The Sakoku Edict of 1635 endeavoured to cleanse and purify Japan of any foreign influence - including making it a capital offence to leave Japan. No kidding - you’d lose your head if you tried to leave. Today - just as the civil war still rages in the minds of many Americans - so Japanese remain an isolated people. 

They mostly like it that way.

For example, at last year’s Berlin Congress, about 550+ teachers and trainees attended. Of those - can you guess how many were Japanese? 

I counted one.

Yet Japan is home to more than 200+ Japanese Alexscovery teachers. There are 10+ teacher training schools. You have no idea what is going on here - and you are never likely to either. Except for my noisy English voice spreading the word to the West.

Of course, I am not Japanese, but I have lived here for 23 years. I have two daughters with Japanese passports, but that doesn’t count. I am a registered alien - that’s the translation - and my daughters are “Hafu” - a Japanese rendering of the English word “Half” which is considered mildly insulting these days.

BodyChance - the training school I designed over 23 years - is a Japanese phenomenon. It does not resemble any other school in the world and I have the Japanese to be grateful for that. They forced me to…

“Think Different”

And as I wrote previously, in response to individual Japanese needs over two decades, my school had become bloated and convoluted and hard to understand - being based more on a Western concept of learning.*

How could I simplify it? And I realised, Japan already had the answer for me: Tea Ceremony, Karate, Flower Arrangement, Akido - what do all these things have in common?
============================================================
** Tasks to perform **
**a.** In the passage about Japan, how many teacher training schools does the writer say there are in Japan?
**b.** Write out the part of the passage about Japan starting with "I counted one." and going on through "to the West.".

(Page layout data)
============================================================
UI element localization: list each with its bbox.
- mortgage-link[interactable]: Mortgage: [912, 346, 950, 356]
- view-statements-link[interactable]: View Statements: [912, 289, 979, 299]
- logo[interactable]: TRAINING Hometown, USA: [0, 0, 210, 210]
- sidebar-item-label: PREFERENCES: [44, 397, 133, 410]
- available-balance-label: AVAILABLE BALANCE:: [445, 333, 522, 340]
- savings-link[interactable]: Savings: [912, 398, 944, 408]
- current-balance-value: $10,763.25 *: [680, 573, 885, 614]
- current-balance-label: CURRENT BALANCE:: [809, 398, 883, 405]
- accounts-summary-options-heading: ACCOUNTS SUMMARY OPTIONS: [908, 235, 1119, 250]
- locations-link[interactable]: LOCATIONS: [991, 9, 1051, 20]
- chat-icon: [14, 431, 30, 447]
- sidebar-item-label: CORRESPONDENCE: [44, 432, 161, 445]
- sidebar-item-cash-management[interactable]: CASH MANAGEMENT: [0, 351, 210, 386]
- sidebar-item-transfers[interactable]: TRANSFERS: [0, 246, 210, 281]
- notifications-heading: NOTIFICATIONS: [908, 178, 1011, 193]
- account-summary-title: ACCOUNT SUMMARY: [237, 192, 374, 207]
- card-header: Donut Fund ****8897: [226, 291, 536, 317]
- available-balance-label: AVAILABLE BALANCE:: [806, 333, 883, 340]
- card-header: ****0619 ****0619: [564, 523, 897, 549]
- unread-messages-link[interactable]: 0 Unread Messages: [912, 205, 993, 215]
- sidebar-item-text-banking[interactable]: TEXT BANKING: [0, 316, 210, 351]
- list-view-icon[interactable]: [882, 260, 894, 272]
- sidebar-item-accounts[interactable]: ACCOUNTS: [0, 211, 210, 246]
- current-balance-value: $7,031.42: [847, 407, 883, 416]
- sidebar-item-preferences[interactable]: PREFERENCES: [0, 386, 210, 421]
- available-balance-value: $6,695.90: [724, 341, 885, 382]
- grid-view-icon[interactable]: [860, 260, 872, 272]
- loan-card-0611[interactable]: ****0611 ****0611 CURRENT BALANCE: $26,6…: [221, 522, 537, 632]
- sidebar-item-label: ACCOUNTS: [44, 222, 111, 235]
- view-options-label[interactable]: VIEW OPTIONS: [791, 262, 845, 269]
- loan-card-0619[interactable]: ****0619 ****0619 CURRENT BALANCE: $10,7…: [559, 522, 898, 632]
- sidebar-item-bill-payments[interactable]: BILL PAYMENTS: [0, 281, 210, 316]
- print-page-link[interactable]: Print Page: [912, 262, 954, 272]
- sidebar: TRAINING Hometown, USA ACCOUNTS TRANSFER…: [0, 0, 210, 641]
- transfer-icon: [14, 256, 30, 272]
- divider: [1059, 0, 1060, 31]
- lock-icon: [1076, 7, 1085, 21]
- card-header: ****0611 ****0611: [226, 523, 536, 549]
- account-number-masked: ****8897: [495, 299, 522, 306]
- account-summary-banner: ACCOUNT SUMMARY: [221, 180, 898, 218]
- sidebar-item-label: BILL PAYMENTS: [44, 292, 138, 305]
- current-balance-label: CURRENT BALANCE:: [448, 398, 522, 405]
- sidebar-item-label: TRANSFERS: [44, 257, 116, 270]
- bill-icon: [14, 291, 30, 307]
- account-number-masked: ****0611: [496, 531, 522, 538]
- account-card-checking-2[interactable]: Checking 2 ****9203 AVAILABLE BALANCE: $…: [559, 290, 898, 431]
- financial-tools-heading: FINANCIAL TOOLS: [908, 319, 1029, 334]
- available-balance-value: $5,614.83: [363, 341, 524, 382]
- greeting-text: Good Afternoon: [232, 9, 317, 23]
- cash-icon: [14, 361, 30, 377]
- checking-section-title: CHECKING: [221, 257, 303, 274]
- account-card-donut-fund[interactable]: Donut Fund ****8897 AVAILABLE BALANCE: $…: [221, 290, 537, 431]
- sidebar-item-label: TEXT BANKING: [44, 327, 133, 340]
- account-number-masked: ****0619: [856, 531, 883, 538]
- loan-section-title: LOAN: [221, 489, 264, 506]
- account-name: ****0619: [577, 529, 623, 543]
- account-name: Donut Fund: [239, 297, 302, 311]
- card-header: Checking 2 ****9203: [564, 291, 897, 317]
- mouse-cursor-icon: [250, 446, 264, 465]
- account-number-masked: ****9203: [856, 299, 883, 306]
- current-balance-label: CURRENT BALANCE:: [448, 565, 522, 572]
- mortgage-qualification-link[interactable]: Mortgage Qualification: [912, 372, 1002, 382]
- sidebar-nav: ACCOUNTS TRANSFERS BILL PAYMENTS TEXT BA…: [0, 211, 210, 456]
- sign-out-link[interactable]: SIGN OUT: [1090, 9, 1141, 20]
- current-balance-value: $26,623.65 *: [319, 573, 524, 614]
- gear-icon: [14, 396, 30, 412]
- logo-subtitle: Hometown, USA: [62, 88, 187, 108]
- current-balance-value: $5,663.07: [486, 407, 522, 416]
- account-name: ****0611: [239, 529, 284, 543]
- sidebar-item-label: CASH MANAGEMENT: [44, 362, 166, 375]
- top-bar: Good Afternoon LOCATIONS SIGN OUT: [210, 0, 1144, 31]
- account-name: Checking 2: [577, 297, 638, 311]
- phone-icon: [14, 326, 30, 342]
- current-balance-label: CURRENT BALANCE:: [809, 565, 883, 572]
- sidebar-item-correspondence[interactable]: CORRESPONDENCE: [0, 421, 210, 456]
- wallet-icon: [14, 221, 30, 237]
============================================================
** Responses by item number **
**a.** There are more than 10 teacher training schools.

**b.**
I counted one.

Yet Japan is home to more than 200+ Japanese Alexscovery teachers. There are 10+ teacher training schools. You have no idea what is going on here - and you are never likely to either. Except for my noisy English voice spreading the word to the West.